### Text provided

########################################

107

What is the proper way to remove keys from a dictionary with value == None in Python?

Paul Rooney
  • 20,879
  • 9
  • 40
  • 61
Newboy11
  • 2,778
  • 5
  • 26
  • 40

7 Answers7

185

Generally, you'll create a new dict constructed from filtering the old one. dictionary comprehensions are great for this sort of thing:

{k: v for k, v in original.items() if v is not None}

If you must update the original dict, you can do it like this ...

filtered = {k: v for k, v in original.items() if v is not None}
original.clear()
original.update(filtered)

This is probably the most "clean" way to remove them in-place that I can think of (it isn't safe to modify a dict while you're iterating over it)

Use original.iteritems() on python2.x

mgilson
  • 300,191
  • 65
  • 633
  • 696
  • Currently the other two answers to this question appear to be iterating over the dictionary while deleting from it. Is that what you mentioned in the last sentence? Iterating over `dict.keys` or `dict.items`? – RobertL Nov 19 '15 at 23:05
  • 1
    @RobertL -- Yeah. Iterating over `dict` is always unsafe if you are going to be mutating the dictionary in the process. Iterating over `dict.keys()` and `dict.items()` is fine on python2.x, but unsafe on python3.x. See http://stackoverflow.com/a/6777632/748858 for example. – mgilson Nov 20 '15 at 01:24
  • Thanks for updating with Python 3 syntax. As Python 2 becomes older, this answer becomes more clumsy. Perhaps it's time to provide the Python 3+ answer first and the legacy syntax as a footnote. – Jason R. Coombs Aug 20 '18 at 17:26
  • 1
    @JasonR.Coombs -- Agreed. I flip-flopped this one to default to python3.x -- Actually that would work on python2.x as well, it'd just be slightly less efficient. – mgilson Aug 20 '18 at 19:49
  • 2
    This doesn't seem to work if you have nested dictionaries – Quantum_Something Apr 07 '21 at 08:17
  • `ValueError: too many values to unpack (expected 2)`; it doesn't like the `k, v` part – Andrew Jun 22 '23 at 17:38
19

if you need to delete None values recursively, better to use this one:

def delete_none(_dict):
    """Delete None values recursively from all of the dictionaries"""
    for key, value in list(_dict.items()):
        if isinstance(value, dict):
            delete_none(value)
        elif value is None:
            del _dict[key]
        elif isinstance(value, list):
            for v_i in value:
                if isinstance(v_i, dict):
                    delete_none(v_i)

########################################

### Exercise details
Continue the thread above on removing None values from a Python dictionary, starting right after its last line.

### Information shown
########################################

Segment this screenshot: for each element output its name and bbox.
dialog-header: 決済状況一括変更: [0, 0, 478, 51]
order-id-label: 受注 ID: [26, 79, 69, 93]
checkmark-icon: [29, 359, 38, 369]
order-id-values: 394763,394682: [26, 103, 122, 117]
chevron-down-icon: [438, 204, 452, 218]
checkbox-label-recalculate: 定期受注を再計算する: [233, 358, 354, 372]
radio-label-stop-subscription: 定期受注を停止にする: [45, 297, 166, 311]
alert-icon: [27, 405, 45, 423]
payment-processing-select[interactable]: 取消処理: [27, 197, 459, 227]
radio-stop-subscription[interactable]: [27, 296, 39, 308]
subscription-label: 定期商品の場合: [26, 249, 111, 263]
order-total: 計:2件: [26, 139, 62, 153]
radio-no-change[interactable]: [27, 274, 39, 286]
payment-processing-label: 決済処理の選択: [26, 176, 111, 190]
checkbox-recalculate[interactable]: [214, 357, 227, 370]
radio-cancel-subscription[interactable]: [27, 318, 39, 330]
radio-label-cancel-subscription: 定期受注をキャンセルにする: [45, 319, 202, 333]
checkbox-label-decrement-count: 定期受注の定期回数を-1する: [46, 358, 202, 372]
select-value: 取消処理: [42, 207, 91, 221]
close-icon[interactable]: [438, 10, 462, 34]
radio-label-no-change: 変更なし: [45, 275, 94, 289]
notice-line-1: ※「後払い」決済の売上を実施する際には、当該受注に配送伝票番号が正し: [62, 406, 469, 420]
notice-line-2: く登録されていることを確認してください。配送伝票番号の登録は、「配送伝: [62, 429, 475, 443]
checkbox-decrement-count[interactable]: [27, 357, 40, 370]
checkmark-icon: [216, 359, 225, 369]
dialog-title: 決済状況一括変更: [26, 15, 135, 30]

########################################

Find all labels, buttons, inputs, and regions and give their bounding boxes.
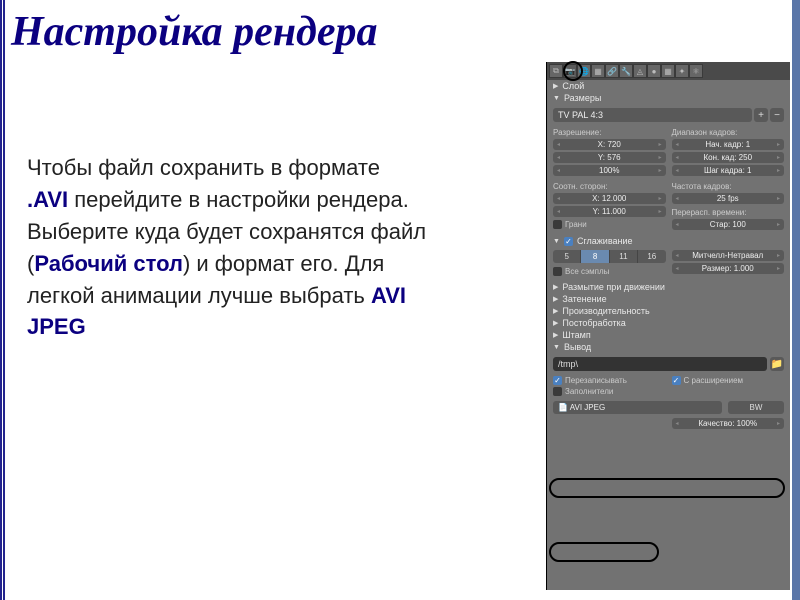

########################################

### Written reply
    return _dict

with advice of @dave-cz, there was added functionality to support values in list type.

@mandragor added additional if statement to allow dictionaries which contain simple lists.

Here's also solution if you need to remove all of the None values from dictionaries, lists, tuple, sets:

def delete_none(_dict):
    """Delete None values recursively from all of the dictionaries, tuples, lists, sets"""
    if isinstance(_dict, dict):
        for key, value in list(_dict.items()):
            if isinstance(value, (list, dict, tuple, set)):
                _dict[key] = delete_none(value)
            elif value is None or key is None:
                del _dict[key]

    elif isinstance(_dict, (list, set, tuple)):
        _dict = type(_dict)(delete_none(item) for item in _dict if item is not None)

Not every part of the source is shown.